◆ To be done ◆
The entire listing is to be repeated verbatim.

◆ Available data ◆
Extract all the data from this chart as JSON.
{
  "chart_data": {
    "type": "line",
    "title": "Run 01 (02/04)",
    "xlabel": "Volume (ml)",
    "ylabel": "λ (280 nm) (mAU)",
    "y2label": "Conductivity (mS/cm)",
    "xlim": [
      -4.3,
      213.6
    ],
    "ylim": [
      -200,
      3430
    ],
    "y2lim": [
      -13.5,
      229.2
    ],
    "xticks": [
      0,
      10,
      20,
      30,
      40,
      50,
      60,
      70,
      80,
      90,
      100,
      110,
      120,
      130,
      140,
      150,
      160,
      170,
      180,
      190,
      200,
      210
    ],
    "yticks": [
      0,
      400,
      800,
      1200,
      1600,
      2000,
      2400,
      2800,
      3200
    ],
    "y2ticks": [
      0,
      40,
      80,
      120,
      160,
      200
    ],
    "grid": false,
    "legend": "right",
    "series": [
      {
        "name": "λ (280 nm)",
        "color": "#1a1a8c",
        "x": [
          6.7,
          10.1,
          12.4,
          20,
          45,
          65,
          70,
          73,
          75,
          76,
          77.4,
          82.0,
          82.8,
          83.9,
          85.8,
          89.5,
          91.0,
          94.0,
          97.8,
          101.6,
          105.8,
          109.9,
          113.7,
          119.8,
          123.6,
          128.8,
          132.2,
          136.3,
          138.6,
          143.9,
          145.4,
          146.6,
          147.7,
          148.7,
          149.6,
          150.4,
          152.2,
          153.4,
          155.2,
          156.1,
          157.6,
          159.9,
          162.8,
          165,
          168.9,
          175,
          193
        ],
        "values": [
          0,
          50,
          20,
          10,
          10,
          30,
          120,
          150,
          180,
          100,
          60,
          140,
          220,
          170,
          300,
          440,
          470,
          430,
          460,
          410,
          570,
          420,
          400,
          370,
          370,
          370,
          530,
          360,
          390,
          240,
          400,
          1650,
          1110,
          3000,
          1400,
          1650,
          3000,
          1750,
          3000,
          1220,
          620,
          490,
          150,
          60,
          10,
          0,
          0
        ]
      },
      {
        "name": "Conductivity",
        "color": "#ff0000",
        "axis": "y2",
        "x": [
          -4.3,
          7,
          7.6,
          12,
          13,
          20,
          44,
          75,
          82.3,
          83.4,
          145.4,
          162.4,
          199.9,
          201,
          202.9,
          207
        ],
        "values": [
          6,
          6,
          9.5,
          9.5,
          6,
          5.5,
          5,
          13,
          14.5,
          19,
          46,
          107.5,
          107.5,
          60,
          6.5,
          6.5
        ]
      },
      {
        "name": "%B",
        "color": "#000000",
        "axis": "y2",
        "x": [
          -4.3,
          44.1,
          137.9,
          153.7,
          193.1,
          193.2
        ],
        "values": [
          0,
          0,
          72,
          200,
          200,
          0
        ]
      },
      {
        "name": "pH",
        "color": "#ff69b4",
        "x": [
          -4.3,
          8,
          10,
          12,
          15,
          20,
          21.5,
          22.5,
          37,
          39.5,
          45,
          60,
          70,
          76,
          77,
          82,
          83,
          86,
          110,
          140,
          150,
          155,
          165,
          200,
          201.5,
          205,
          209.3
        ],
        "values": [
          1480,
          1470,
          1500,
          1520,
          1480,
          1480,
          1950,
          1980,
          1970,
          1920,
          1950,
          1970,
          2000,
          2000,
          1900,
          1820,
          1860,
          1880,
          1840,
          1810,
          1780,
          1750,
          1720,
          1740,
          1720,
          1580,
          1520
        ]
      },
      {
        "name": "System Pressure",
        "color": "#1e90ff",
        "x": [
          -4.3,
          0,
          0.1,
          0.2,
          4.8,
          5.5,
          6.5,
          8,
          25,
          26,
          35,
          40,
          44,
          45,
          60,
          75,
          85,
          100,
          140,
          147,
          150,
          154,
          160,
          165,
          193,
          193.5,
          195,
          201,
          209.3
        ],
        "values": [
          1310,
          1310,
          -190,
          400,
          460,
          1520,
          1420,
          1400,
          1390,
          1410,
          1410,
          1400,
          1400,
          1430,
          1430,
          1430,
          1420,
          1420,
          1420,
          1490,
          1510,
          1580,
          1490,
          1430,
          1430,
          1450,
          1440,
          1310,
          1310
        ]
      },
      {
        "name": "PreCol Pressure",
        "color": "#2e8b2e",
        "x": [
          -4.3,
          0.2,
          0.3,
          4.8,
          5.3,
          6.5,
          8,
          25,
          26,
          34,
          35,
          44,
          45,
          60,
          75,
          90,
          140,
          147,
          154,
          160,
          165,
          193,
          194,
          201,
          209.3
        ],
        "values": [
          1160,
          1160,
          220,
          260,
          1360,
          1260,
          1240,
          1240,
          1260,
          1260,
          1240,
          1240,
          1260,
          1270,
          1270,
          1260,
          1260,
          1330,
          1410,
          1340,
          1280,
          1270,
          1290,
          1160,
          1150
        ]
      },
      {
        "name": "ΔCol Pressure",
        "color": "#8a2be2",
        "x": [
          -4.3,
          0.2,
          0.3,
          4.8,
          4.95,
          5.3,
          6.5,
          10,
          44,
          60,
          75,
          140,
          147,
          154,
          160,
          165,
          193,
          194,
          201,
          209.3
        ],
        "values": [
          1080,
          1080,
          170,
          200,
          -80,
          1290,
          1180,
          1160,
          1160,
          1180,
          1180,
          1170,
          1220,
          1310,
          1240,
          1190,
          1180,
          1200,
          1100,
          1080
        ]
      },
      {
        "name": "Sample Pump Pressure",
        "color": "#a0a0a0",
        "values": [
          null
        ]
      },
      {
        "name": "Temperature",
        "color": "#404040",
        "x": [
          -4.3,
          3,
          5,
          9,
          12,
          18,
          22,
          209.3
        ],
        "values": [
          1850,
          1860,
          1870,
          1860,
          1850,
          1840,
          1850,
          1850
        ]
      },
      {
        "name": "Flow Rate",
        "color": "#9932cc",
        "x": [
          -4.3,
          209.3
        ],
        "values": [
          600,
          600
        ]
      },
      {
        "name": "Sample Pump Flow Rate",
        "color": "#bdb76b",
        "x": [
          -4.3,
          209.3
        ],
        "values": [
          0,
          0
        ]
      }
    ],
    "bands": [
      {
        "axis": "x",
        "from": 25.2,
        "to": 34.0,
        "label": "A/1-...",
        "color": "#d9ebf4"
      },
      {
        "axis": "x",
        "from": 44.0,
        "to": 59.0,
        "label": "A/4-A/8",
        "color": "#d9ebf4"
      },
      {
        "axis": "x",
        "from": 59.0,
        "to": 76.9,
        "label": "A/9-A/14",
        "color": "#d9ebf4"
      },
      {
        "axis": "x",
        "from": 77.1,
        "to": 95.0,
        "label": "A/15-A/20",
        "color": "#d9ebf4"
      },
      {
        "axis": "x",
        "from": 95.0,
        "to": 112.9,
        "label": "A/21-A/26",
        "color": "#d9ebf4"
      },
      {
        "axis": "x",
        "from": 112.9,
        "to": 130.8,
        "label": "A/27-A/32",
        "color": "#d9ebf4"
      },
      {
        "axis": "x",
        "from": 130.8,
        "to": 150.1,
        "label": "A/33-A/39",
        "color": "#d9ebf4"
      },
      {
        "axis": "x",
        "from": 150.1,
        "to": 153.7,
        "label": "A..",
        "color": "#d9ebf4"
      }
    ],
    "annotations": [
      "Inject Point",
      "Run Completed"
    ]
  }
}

◆ Task answer ◆
Extract all the data from this chart as JSON.
{
  "chart_data": {
    "type": "line",
    "title": "Run 01 (02/04)",
    "xlabel": "Volume (ml)",
    "ylabel": "λ (280 nm) (mAU)",
    "y2label": "Conductivity (mS/cm)",
    "xlim": [
      -4.3,
      213.6
    ],
    "ylim": [
      -200,
      3430
    ],
    "y2lim": [
      -13.5,
      229.2
    ],
    "xticks": [
      0,
      10,
      20,
      30,
      40,
      50,
      60,
      70,
      80,
      90,
      100,
      110,
      120,
      130,
      140,
      150,
      160,
      170,
      180,
      190,
      200,
      210
    ],
    "yticks": [
      0,
      400,
      800,
      1200,
      1600,
      2000,
      2400,
      2800,
      3200
    ],
    "y2ticks": [
      0,
      40,
      80,
      120,
      160,
      200
    ],
    "grid": false,
    "legend": "right",
    "series": [
      {
        "name": "λ (280 nm)",
        "color": "#1a1a8c",
        "x": [
          6.7,
          10.1,
          12.4,
          20,
          45,
          65,
          70,
          73,
          75,
          76,
          77.4,
          82.0,
          82.8,
          83.9,
          85.8,
          89.5,
          91.0,
          94.0,
          97.8,
          101.6,
          105.8,
          109.9,
          113.7,
          119.8,
          123.6,
          128.8,
          132.2,
          136.3,
          138.6,
          143.9,
          145.4,
          146.6,
          147.7,
          148.7,
          149.6,
          150.4,
          152.2,
          153.4,
          155.2,
          156.1,
          157.6,
          159.9,
          162.8,
          165,
          168.9,
          175,
          193
        ],
        "values": [
          0,
          50,
          20,
          10,
          10,
          30,
          120,
          150,
          180,
          100,
          60,
          140,
          220,
          170,
          300,
          440,
          470,
          430,
          460,
          410,
          570,
          420,
          400,
          370,
          370,
          370,
          530,
          360,
          390,
          240,
          400,
          1650,
          1110,
          3000,
          1400,
          1650,
          3000,
          1750,
          3000,
          1220,
          620,
          490,
          150,
          60,
          10,
          0,
          0
        ]
      },
      {
        "name": "Conductivity",
        "color": "#ff0000",
        "axis": "y2",
        "x": [
          -4.3,
          7,
          7.6,
          12,
          13,
          20,
          44,
          75,
          82.3,
          83.4,
          145.4,
          162.4,
          199.9,
          201,
          202.9,
          207
        ],
        "values": [
          6,
          6,
          9.5,
          9.5,
          6,
          5.5,
          5,
          13,
          14.5,
          19,
          46,
          107.5,
          107.5,
          60,
          6.5,
          6.5
        ]
      },
      {
        "name": "%B",
        "color": "#000000",
        "axis": "y2",
        "x": [
          -4.3,
          44.1,
          137.9,
          153.7,
          193.1,
          193.2
        ],
        "values": [
          0,
          0,
          72,
          200,
          200,
          0
        ]
      },
      {
        "name": "pH",
        "color": "#ff69b4",
        "x": [
          -4.3,
          8,
          10,
          12,
          15,
          20,
          21.5,
          22.5,
          37,
          39.5,
          45,
          60,
          70,
          76,
          77,
          82,
          83,
          86,
          110,
          140,
          150,
          155,
          165,
          200,
          201.5,
          205,
          209.3
        ],
        "values": [
          1480,
          1470,
          1500,
          1520,
          1480,
          1480,
          1950,
          1980,
          1970,
          1920,
          1950,
          1970,
          2000,
          2000,
          1900,
          1820,
          1860,
          1880,
          1840,
          1810,
          1780,
          1750,
          1720,
          1740,
          1720,
          1580,
          1520
        ]
      },
      {
        "name": "System Pressure",
        "color": "#1e90ff",
        "x": [
          -4.3,
          0,
          0.1,
          0.2,
          4.8,
          5.5,
          6.5,
          8,
          25,
          26,
          35,
          40,
          44,
          45,
          60,
          75,
          85,
          100,
          140,
          147,
          150,
          154,
          160,
          165,
          193,
          193.5,
          195,
          201,
          209.3
        ],
        "values": [
          1310,
          1310,
          -190,
          400,
          460,
          1520,
          1420,
          1400,
          1390,
          1410,
          1410,
          1400,
          1400,
          1430,
          1430,
          1430,
          1420,
          1420,
          1420,
          1490,
          1510,
          1580,
          1490,
          1430,
          1430,
          1450,
          1440,
          1310,
          1310
        ]
      },
      {
        "name": "PreCol Pressure",
        "color": "#2e8b2e",
        "x": [
          -4.3,
          0.2,
          0.3,
          4.8,
          5.3,
          6.5,
          8,
          25,
          26,
          34,
          35,
          44,
          45,
          60,
          75,
          90,
          140,
          147,
          154,
          160,
          165,
          193,
          194,
          201,
          209.3
        ],
        "values": [
          1160,
          1160,
          220,
          260,
          1360,
          1260,
          1240,
          1240,
          1260,
          1260,
          1240,
          1240,
          1260,
          1270,
          1270,
          1260,
          1260,
          1330,
          1410,
          1340,
          1280,
          1270,
          1290,
          1160,
          1150
        ]
      },
      {
        "name": "ΔCol Pressure",
        "color": "#8a2be2",
        "x": [
          -4.3,
          0.2,
          0.3,
          4.8,
          4.95,
          5.3,
          6.5,
          10,
          44,
          60,
          75,
          140,
          147,
          154,
          160,
          165,
          193,
          194,
          201,
          209.3
        ],
        "values": [
          1080,
          1080,
          170,
          200,
          -80,
          1290,
          1180,
          1160,
          1160,
          1180,
          1180,
          1170,
          1220,
          1310,
          1240,
          1190,
          1180,
          1200,
          1100,
          1080
        ]
      },
      {
        "name": "Sample Pump Pressure",
        "color": "#a0a0a0",
        "values": [
          null
        ]
      },
      {
        "name": "Temperature",
        "color": "#404040",
        "x": [
          -4.3,
          3,
          5,
          9,
          12,
          18,
          22,
          209.3
        ],
        "values": [
          1850,
          1860,
          1870,
          1860,
          1850,
          1840,
          1850,
          1850
        ]
      },
      {
        "name": "Flow Rate",
        "color": "#9932cc",
        "x": [
          -4.3,
          209.3
        ],
        "values": [
          600,
          600
        ]
      },
      {
        "name": "Sample Pump Flow Rate",
        "color": "#bdb76b",
        "x": [
          -4.3,
          209.3
        ],
        "values": [
          0,
          0
        ]
      }
    ],
    "bands": [
      {
        "axis": "x",
        "from": 25.2,
        "to": 34.0,
        "label": "A/1-...",
        "color": "#d9ebf4"
      },
      {
        "axis": "x",
        "from": 44.0,
        "to": 59.0,
        "label": "A/4-A/8",
        "color": "#d9ebf4"
      },
      {
        "axis": "x",
        "from": 59.0,
        "to": 76.9,
        "label": "A/9-A/14",
        "color": "#d9ebf4"
      },
      {
        "axis": "x",
        "from": 77.1,
        "to": 95.0,
        "label": "A/15-A/20",
        "color": "#d9ebf4"
      },
      {
        "axis": "x",
        "from": 95.0,
        "to": 112.9,
        "label": "A/21-A/26",
        "color": "#d9ebf4"
      },
      {
        "axis": "x",
        "from": 112.9,
        "to": 130.8,
        "label": "A/27-A/32",
        "color": "#d9ebf4"
      },
      {
        "axis": "x",
        "from": 130.8,
        "to": 150.1,
        "label": "A/33-A/39",
        "color": "#d9ebf4"
      },
      {
        "axis": "x",
        "from": 150.1,
        "to": 153.7,
        "label": "A..",
        "color": "#d9ebf4"
      }
    ],
    "annotations": [
      "Inject Point",
      "Run Completed"
    ]
  }
}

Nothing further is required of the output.